Search the material for the word "used" and report each line where it turns up.
----
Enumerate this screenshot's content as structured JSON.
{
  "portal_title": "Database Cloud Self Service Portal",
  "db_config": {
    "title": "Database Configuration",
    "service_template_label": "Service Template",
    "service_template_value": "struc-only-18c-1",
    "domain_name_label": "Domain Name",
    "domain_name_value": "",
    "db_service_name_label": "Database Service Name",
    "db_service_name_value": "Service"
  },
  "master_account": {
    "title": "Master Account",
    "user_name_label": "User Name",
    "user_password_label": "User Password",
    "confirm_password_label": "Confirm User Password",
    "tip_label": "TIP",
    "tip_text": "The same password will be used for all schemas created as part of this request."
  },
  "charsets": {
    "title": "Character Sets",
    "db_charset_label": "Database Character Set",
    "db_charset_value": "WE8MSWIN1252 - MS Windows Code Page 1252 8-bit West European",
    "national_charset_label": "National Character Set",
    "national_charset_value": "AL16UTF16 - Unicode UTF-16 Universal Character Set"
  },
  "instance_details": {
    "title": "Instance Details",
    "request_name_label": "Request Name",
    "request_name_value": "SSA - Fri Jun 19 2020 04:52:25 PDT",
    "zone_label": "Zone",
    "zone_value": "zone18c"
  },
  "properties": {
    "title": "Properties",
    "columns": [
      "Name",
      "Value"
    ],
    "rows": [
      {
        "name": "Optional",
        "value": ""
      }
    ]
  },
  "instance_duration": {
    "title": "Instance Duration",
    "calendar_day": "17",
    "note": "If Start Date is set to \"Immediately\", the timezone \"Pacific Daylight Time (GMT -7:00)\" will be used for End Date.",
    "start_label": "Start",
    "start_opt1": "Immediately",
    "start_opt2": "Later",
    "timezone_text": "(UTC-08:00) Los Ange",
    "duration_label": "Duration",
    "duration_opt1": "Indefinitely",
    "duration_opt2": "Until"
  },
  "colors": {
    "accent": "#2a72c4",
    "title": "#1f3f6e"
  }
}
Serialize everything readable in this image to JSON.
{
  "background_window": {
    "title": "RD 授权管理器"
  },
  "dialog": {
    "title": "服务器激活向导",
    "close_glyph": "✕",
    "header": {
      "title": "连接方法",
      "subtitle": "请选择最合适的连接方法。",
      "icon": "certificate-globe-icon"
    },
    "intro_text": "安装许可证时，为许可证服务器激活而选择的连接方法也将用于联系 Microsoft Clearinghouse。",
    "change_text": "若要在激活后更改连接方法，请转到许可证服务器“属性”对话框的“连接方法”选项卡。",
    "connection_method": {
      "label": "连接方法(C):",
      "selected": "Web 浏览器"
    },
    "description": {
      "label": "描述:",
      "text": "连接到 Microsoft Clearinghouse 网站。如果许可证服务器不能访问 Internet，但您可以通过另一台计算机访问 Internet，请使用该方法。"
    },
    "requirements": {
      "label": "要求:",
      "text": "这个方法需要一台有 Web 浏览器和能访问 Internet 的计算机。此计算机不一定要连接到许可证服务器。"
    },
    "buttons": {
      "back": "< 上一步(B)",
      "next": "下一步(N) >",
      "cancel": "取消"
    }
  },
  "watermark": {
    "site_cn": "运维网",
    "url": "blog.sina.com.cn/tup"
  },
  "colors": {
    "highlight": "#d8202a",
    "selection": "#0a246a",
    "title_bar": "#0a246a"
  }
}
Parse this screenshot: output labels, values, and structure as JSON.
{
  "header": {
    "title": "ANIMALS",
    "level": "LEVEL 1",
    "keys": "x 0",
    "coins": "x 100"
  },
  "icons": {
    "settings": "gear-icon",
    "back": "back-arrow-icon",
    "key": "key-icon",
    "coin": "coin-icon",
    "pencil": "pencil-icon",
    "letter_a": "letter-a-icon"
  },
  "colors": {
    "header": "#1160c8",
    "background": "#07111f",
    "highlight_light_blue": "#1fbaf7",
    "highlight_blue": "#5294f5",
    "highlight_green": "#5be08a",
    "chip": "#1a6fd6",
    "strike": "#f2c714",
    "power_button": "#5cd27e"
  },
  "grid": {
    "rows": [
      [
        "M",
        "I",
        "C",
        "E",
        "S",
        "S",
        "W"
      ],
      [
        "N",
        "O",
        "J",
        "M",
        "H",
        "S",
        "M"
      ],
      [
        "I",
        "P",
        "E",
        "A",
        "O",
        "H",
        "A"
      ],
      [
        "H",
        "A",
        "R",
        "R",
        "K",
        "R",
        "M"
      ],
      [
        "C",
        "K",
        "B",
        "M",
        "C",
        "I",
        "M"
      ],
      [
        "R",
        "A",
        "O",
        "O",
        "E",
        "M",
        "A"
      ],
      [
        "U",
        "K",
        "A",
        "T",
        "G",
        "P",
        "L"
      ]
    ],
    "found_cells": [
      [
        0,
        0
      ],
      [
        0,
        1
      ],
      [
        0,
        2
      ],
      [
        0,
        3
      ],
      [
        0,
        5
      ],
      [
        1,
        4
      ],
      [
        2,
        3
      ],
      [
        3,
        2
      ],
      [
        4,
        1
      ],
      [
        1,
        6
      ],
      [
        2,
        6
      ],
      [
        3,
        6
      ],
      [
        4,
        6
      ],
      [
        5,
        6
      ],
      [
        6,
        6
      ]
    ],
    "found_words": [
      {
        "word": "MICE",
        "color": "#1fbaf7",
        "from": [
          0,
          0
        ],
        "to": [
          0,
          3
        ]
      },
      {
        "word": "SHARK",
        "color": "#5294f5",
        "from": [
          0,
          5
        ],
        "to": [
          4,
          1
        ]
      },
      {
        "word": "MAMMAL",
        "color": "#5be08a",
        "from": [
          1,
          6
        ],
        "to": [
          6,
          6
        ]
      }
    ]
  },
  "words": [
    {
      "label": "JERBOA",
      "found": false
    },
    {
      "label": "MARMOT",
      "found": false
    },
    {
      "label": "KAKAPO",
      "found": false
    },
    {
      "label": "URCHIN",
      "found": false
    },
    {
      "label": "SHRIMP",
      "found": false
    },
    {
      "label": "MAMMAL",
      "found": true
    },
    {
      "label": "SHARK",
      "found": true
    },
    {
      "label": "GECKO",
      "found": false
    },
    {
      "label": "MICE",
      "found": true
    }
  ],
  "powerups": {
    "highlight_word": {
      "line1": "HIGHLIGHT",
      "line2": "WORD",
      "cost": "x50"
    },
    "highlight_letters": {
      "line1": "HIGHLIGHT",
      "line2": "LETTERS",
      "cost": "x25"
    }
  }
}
----
§ **RESULT FOR THIS TASK**
    "tip_text": "The same password will be used for all schemas created as part of this request."
    "note": "If Start Date is set to \"Immediately\", the timezone \"Pacific Daylight Time (GMT -7:00)\" will be used for End Date.",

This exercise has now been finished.